**REQUIREMENTS**
Reproduce every entry exactly, without alteration.

**GIVEN RECORDS**
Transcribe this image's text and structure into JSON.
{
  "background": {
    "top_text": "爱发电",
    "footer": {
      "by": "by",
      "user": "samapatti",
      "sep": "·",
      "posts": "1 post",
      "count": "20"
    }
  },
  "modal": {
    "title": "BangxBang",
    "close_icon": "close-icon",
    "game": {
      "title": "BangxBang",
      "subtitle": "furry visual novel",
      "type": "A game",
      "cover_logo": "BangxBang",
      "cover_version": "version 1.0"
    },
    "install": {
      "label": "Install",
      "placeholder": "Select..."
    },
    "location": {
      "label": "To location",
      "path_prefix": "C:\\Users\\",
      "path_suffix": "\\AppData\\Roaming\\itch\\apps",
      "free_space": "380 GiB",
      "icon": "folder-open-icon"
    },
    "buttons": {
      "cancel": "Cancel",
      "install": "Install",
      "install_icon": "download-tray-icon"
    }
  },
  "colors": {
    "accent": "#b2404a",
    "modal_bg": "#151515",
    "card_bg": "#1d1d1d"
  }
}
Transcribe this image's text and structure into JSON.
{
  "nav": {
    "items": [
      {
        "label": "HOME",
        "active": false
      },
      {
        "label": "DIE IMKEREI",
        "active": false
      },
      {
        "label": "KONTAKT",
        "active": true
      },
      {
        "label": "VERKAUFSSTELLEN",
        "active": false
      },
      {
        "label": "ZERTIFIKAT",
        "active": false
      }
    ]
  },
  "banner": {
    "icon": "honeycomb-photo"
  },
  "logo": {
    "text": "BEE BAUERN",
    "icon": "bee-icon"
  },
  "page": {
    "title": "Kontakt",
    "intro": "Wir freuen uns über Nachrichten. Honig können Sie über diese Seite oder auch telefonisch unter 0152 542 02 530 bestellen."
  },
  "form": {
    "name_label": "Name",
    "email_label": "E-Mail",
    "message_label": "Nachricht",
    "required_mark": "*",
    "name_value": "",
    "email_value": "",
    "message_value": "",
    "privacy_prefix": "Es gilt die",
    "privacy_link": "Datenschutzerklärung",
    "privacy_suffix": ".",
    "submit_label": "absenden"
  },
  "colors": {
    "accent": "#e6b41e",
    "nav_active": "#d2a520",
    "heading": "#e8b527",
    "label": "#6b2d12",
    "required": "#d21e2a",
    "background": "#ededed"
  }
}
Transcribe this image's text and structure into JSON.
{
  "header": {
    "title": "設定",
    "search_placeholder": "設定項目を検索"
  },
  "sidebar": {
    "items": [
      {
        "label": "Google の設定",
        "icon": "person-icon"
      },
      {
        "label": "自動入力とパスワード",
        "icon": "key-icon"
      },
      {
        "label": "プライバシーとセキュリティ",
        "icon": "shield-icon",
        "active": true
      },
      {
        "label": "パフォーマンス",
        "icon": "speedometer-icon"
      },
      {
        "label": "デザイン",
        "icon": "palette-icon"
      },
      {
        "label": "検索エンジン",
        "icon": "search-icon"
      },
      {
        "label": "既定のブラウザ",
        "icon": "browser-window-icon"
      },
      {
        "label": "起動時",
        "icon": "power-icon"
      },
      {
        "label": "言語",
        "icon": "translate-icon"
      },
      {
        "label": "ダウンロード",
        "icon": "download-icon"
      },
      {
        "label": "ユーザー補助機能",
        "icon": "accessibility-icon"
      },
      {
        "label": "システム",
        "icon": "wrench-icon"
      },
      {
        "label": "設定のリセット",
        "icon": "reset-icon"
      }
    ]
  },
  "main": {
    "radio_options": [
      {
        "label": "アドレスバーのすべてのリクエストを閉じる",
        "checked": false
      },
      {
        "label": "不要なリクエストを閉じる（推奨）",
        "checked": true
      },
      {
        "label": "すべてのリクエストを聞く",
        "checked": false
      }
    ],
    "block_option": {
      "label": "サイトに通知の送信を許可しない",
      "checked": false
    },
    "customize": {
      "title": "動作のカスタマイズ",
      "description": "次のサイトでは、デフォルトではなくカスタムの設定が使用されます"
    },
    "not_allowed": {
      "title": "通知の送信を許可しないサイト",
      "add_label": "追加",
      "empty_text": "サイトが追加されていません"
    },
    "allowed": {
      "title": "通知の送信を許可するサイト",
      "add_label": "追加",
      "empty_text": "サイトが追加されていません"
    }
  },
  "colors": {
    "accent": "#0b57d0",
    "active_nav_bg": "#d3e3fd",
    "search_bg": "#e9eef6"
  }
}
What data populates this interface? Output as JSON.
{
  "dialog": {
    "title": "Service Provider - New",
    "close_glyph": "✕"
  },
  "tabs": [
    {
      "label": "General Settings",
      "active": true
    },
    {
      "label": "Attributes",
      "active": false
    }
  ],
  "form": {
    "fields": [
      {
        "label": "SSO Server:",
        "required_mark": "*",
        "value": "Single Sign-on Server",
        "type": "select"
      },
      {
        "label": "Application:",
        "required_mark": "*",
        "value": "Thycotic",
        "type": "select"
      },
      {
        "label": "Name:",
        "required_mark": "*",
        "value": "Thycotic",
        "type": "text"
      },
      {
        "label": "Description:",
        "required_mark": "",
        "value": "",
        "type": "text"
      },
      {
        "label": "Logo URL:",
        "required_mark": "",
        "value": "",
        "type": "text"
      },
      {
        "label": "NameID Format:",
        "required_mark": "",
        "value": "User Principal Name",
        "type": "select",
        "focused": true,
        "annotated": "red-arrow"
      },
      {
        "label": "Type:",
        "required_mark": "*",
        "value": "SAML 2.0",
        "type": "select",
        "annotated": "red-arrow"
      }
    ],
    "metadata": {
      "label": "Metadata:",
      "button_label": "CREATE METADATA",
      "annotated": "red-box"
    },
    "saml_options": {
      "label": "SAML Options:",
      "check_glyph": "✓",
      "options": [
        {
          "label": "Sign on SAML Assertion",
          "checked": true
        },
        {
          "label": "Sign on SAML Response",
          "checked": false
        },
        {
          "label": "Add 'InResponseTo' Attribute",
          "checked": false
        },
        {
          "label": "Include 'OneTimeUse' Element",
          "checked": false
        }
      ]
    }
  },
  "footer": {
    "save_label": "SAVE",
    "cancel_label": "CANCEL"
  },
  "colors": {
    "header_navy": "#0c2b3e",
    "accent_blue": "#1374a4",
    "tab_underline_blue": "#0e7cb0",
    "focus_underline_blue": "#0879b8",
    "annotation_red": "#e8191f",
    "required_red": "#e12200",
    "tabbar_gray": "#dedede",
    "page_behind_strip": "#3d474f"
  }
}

**OUTPUT OF THE TASK**
Transcribe this image's text and structure into JSON.
{
  "background": {
    "top_text": "爱发电",
    "footer": {
      "by": "by",
      "user": "samapatti",
      "sep": "·",
      "posts": "1 post",
      "count": "20"
    }
  },
  "modal": {
    "title": "BangxBang",
    "close_icon": "close-icon",
    "game": {
      "title": "BangxBang",
      "subtitle": "furry visual novel",
      "type": "A game",
      "cover_logo": "BangxBang",
      "cover_version": "version 1.0"
    },
    "install": {
      "label": "Install",
      "placeholder": "Select..."
    },
    "location": {
      "label": "To location",
      "path_prefix": "C:\\Users\\",
      "path_suffix": "\\AppData\\Roaming\\itch\\apps",
      "free_space": "380 GiB",
      "icon": "folder-open-icon"
    },
    "buttons": {
      "cancel": "Cancel",
      "install": "Install",
      "install_icon": "download-tray-icon"
    }
  },
  "colors": {
    "accent": "#b2404a",
    "modal_bg": "#151515",
    "card_bg": "#1d1d1d"
  }
}
Transcribe this image's text and structure into JSON.
{
  "nav": {
    "items": [
      {
        "label": "HOME",
        "active": false
      },
      {
        "label": "DIE IMKEREI",
        "active": false
      },
      {
        "label": "KONTAKT",
        "active": true
      },
      {
        "label": "VERKAUFSSTELLEN",
        "active": false
      },
      {
        "label": "ZERTIFIKAT",
        "active": false
      }
    ]
  },
  "banner": {
    "icon": "honeycomb-photo"
  },
  "logo": {
    "text": "BEE BAUERN",
    "icon": "bee-icon"
  },
  "page": {
    "title": "Kontakt",
    "intro": "Wir freuen uns über Nachrichten. Honig können Sie über diese Seite oder auch telefonisch unter 0152 542 02 530 bestellen."
  },
  "form": {
    "name_label": "Name",
    "email_label": "E-Mail",
    "message_label": "Nachricht",
    "required_mark": "*",
    "name_value": "",
    "email_value": "",
    "message_value": "",
    "privacy_prefix": "Es gilt die",
    "privacy_link": "Datenschutzerklärung",
    "privacy_suffix": ".",
    "submit_label": "absenden"
  },
  "colors": {
    "accent": "#e6b41e",
    "nav_active": "#d2a520",
    "heading": "#e8b527",
    "label": "#6b2d12",
    "required": "#d21e2a",
    "background": "#ededed"
  }
}
Transcribe this image's text and structure into JSON.
{
  "header": {
    "title": "設定",
    "search_placeholder": "設定項目を検索"
  },
  "sidebar": {
    "items": [
      {
        "label": "Google の設定",
        "icon": "person-icon"
      },
      {
        "label": "自動入力とパスワード",
        "icon": "key-icon"
      },
      {
        "label": "プライバシーとセキュリティ",
        "icon": "shield-icon",
        "active": true
      },
      {
        "label": "パフォーマンス",
        "icon": "speedometer-icon"
      },
      {
        "label": "デザイン",
        "icon": "palette-icon"
      },
      {
        "label": "検索エンジン",
        "icon": "search-icon"
      },
      {
        "label": "既定のブラウザ",
        "icon": "browser-window-icon"
      },
      {
        "label": "起動時",
        "icon": "power-icon"
      },
      {
        "label": "言語",
        "icon": "translate-icon"
      },
      {
        "label": "ダウンロード",
        "icon": "download-icon"
      },
      {
        "label": "ユーザー補助機能",
        "icon": "accessibility-icon"
      },
      {
        "label": "システム",
        "icon": "wrench-icon"
      },
      {
        "label": "設定のリセット",
        "icon": "reset-icon"
      }
    ]
  },
  "main": {
    "radio_options": [
      {
        "label": "アドレスバーのすべてのリクエストを閉じる",
        "checked": false
      },
      {
        "label": "不要なリクエストを閉じる（推奨）",
        "checked": true
      },
      {
        "label": "すべてのリクエストを聞く",
        "checked": false
      }
    ],
    "block_option": {
      "label": "サイトに通知の送信を許可しない",
      "checked": false
    },
    "customize": {
      "title": "動作のカスタマイズ",
      "description": "次のサイトでは、デフォルトではなくカスタムの設定が使用されます"
    },
    "not_allowed": {
      "title": "通知の送信を許可しないサイト",
      "add_label": "追加",
      "empty_text": "サイトが追加されていません"
    },
    "allowed": {
      "title": "通知の送信を許可するサイト",
      "add_label": "追加",
      "empty_text": "サイトが追加されていません"
    }
  },
  "colors": {
    "accent": "#0b57d0",
    "active_nav_bg": "#d3e3fd",
    "search_bg": "#e9eef6"
  }
}
What data populates this interface? Output as JSON.
{
  "dialog": {
    "title": "Service Provider - New",
    "close_glyph": "✕"
  },
  "tabs": [
    {
      "label": "General Settings",
      "active": true
    },
    {
      "label": "Attributes",
      "active": false
    }
  ],
  "form": {
    "fields": [
      {
        "label": "SSO Server:",
        "required_mark": "*",
        "value": "Single Sign-on Server",
        "type": "select"
      },
      {
        "label": "Application:",
        "required_mark": "*",
        "value": "Thycotic",
        "type": "select"
      },
      {
        "label": "Name:",
        "required_mark": "*",
        "value": "Thycotic",
        "type": "text"
      },
      {
        "label": "Description:",
        "required_mark": "",
        "value": "",
        "type": "text"
      },
      {
        "label": "Logo URL:",
        "required_mark": "",
        "value": "",
        "type": "text"
      },
      {
        "label": "NameID Format:",
        "required_mark": "",
        "value": "User Principal Name",
        "type": "select",
        "focused": true,
        "annotated": "red-arrow"
      },
      {
        "label": "Type:",
        "required_mark": "*",
        "value": "SAML 2.0",
        "type": "select",
        "annotated": "red-arrow"
      }
    ],
    "metadata": {
      "label": "Metadata:",
      "button_label": "CREATE METADATA",
      "annotated": "red-box"
    },
    "saml_options": {
      "label": "SAML Options:",
      "check_glyph": "✓",
      "options": [
        {
          "label": "Sign on SAML Assertion",
          "checked": true
        },
        {
          "label": "Sign on SAML Response",
          "checked": false
        },
        {
          "label": "Add 'InResponseTo' Attribute",
          "checked": false
        },
        {
          "label": "Include 'OneTimeUse' Element",
          "checked": false
        }
      ]
    }
  },
  "footer": {
    "save_label": "SAVE",
    "cancel_label": "CANCEL"
  },
  "colors": {
    "header_navy": "#0c2b3e",
    "accent_blue": "#1374a4",
    "tab_underline_blue": "#0e7cb0",
    "focus_underline_blue": "#0879b8",
    "annotation_red": "#e8191f",
    "required_red": "#e12200",
    "tabbar_gray": "#dedede",
    "page_behind_strip": "#3d474f"
  }
}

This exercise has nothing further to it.